RECORDS:
^^^^

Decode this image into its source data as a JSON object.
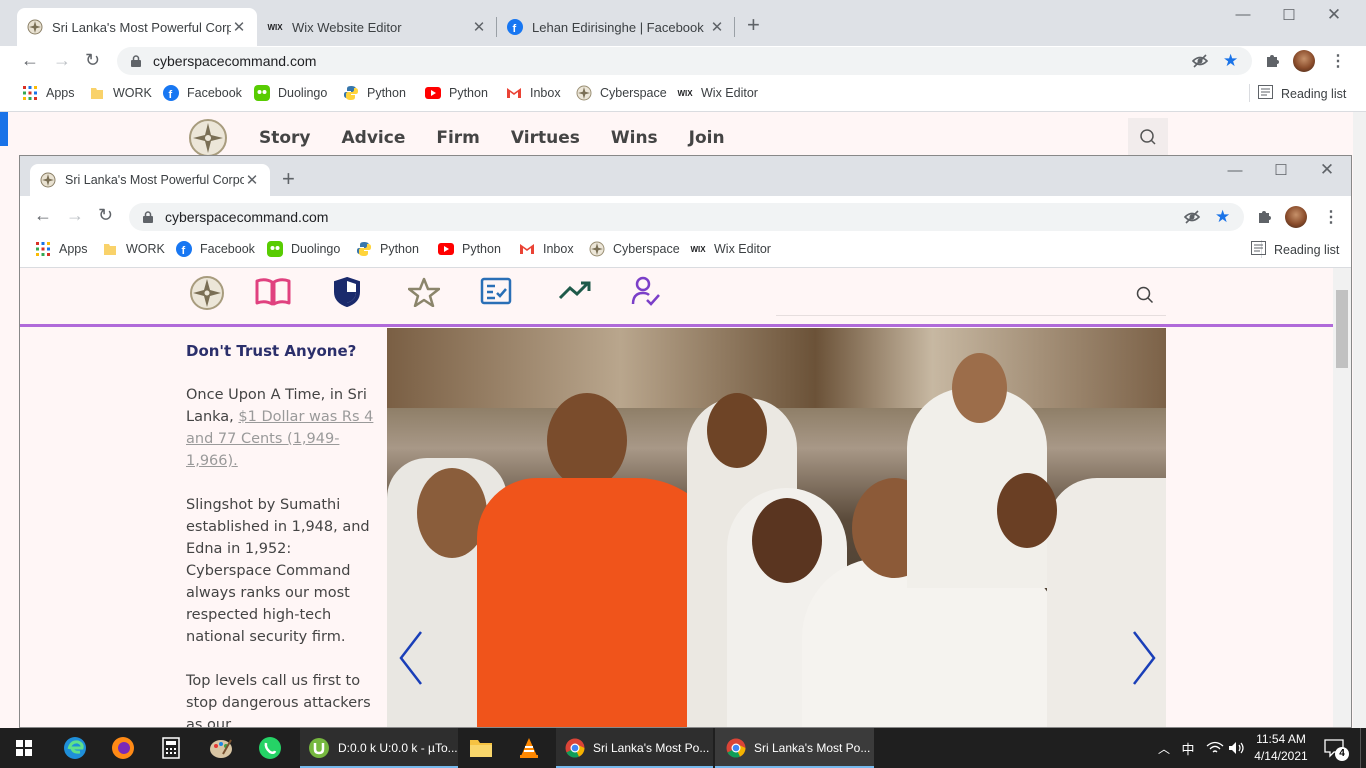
{
  "outer_window": {
    "tabs": [
      {
        "title": "Sri Lanka's Most Powerful Corpor",
        "favicon": "cyberspace-star-icon"
      },
      {
        "title": "Wix Website Editor",
        "favicon": "wix-icon"
      },
      {
        "title": "Lehan Edirisinghe | Facebook",
        "favicon": "facebook-icon"
      }
    ],
    "url": "cyberspacecommand.com",
    "bookmarks": [
      {
        "label": "Apps",
        "icon": "apps-grid-icon"
      },
      {
        "label": "WORK",
        "icon": "folder-icon"
      },
      {
        "label": "Facebook",
        "icon": "facebook-icon"
      },
      {
        "label": "Duolingo",
        "icon": "duolingo-icon"
      },
      {
        "label": "Python",
        "icon": "python-icon"
      },
      {
        "label": "Python",
        "icon": "youtube-icon"
      },
      {
        "label": "Inbox",
        "icon": "gmail-icon"
      },
      {
        "label": "Cyberspace",
        "icon": "cyberspace-star-icon"
      },
      {
        "label": "Wix Editor",
        "icon": "wix-icon"
      }
    ],
    "reading_list": "Reading list",
    "site_nav": [
      "Story",
      "Advice",
      "Firm",
      "Virtues",
      "Wins",
      "Join"
    ]
  },
  "inner_window": {
    "tab_title": "Sri Lanka's Most Powerful Corpor",
    "url": "cyberspacecommand.com",
    "bookmarks": [
      {
        "label": "Apps",
        "icon": "apps-grid-icon"
      },
      {
        "label": "WORK",
        "icon": "folder-icon"
      },
      {
        "label": "Facebook",
        "icon": "facebook-icon"
      },
      {
        "label": "Duolingo",
        "icon": "duolingo-icon"
      },
      {
        "label": "Python",
        "icon": "python-icon"
      },
      {
        "label": "Python",
        "icon": "youtube-icon"
      },
      {
        "label": "Inbox",
        "icon": "gmail-icon"
      },
      {
        "label": "Cyberspace",
        "icon": "cyberspace-star-icon"
      },
      {
        "label": "Wix Editor",
        "icon": "wix-icon"
      }
    ],
    "reading_list": "Reading list",
    "nav_icons": [
      "book-icon",
      "shield-icon",
      "star-icon",
      "checklist-icon",
      "trend-up-icon",
      "user-check-icon"
    ],
    "article": {
      "heading": "Don't Trust Anyone?",
      "p1_text": "Once Upon A Time, in Sri Lanka,",
      "p1_link": "$1 Dollar was Rs 4 and 77 Cents (1,949-1,966).",
      "p2": "Slingshot by Sumathi established in 1,948, and Edna in 1,952: Cyberspace Command always ranks our most respected high-tech national security firm.",
      "p3": "Top levels call us first to stop dangerous attackers as our"
    },
    "colors": {
      "accent_purple": "#b06ad9",
      "heading_navy": "#2b2f6b",
      "page_bg": "#fff6f6"
    }
  },
  "taskbar": {
    "apps": [
      {
        "label": "D:0.0 k U:0.0 k - µTo...",
        "icon": "utorrent-icon"
      },
      {
        "label": "Sri Lanka's Most Po...",
        "icon": "chrome-icon"
      },
      {
        "label": "Sri Lanka's Most Po...",
        "icon": "chrome-icon"
      }
    ],
    "time": "11:54 AM",
    "date": "4/14/2021",
    "notifications": "4",
    "ime": "中"
  }
}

^^^^

Transcribe the listing above verbatim. Omit the pictures.

ANSWER BELOW:
Decode this image into its source data as a JSON object.
{
  "outer_window": {
    "tabs": [
      {
        "title": "Sri Lanka's Most Powerful Corpor",
        "favicon": "cyberspace-star-icon"
      },
      {
        "title": "Wix Website Editor",
        "favicon": "wix-icon"
      },
      {
        "title": "Lehan Edirisinghe | Facebook",
        "favicon": "facebook-icon"
      }
    ],
    "url": "cyberspacecommand.com",
    "bookmarks": [
      {
        "label": "Apps",
        "icon": "apps-grid-icon"
      },
      {
        "label": "WORK",
        "icon": "folder-icon"
      },
      {
        "label": "Facebook",
        "icon": "facebook-icon"
      },
      {
        "label": "Duolingo",
        "icon": "duolingo-icon"
      },
      {
        "label": "Python",
        "icon": "python-icon"
      },
      {
        "label": "Python",
        "icon": "youtube-icon"
      },
      {
        "label": "Inbox",
        "icon": "gmail-icon"
      },
      {
        "label": "Cyberspace",
        "icon": "cyberspace-star-icon"
      },
      {
        "label": "Wix Editor",
        "icon": "wix-icon"
      }
    ],
    "reading_list": "Reading list",
    "site_nav": [
      "Story",
      "Advice",
      "Firm",
      "Virtues",
      "Wins",
      "Join"
    ]
  },
  "inner_window": {
    "tab_title": "Sri Lanka's Most Powerful Corpor",
    "url": "cyberspacecommand.com",
    "bookmarks": [
      {
        "label": "Apps",
        "icon": "apps-grid-icon"
      },
      {
        "label": "WORK",
        "icon": "folder-icon"
      },
      {
        "label": "Facebook",
        "icon": "facebook-icon"
      },
      {
        "label": "Duolingo",
        "icon": "duolingo-icon"
      },
      {
        "label": "Python",
        "icon": "python-icon"
      },
      {
        "label": "Python",
        "icon": "youtube-icon"
      },
      {
        "label": "Inbox",
        "icon": "gmail-icon"
      },
      {
        "label": "Cyberspace",
        "icon": "cyberspace-star-icon"
      },
      {
        "label": "Wix Editor",
        "icon": "wix-icon"
      }
    ],
    "reading_list": "Reading list",
    "nav_icons": [
      "book-icon",
      "shield-icon",
      "star-icon",
      "checklist-icon",
      "trend-up-icon",
      "user-check-icon"
    ],
    "article": {
      "heading": "Don't Trust Anyone?",
      "p1_text": "Once Upon A Time, in Sri Lanka,",
      "p1_link": "$1 Dollar was Rs 4 and 77 Cents (1,949-1,966).",
      "p2": "Slingshot by Sumathi established in 1,948, and Edna in 1,952: Cyberspace Command always ranks our most respected high-tech national security firm.",
      "p3": "Top levels call us first to stop dangerous attackers as our"
    },
    "colors": {
      "accent_purple": "#b06ad9",
      "heading_navy": "#2b2f6b",
      "page_bg": "#fff6f6"
    }
  },
  "taskbar": {
    "apps": [
      {
        "label": "D:0.0 k U:0.0 k - µTo...",
        "icon": "utorrent-icon"
      },
      {
        "label": "Sri Lanka's Most Po...",
        "icon": "chrome-icon"
      },
      {
        "label": "Sri Lanka's Most Po...",
        "icon": "chrome-icon"
      }
    ],
    "time": "11:54 AM",
    "date": "4/14/2021",
    "notifications": "4",
    "ime": "中"
  }
}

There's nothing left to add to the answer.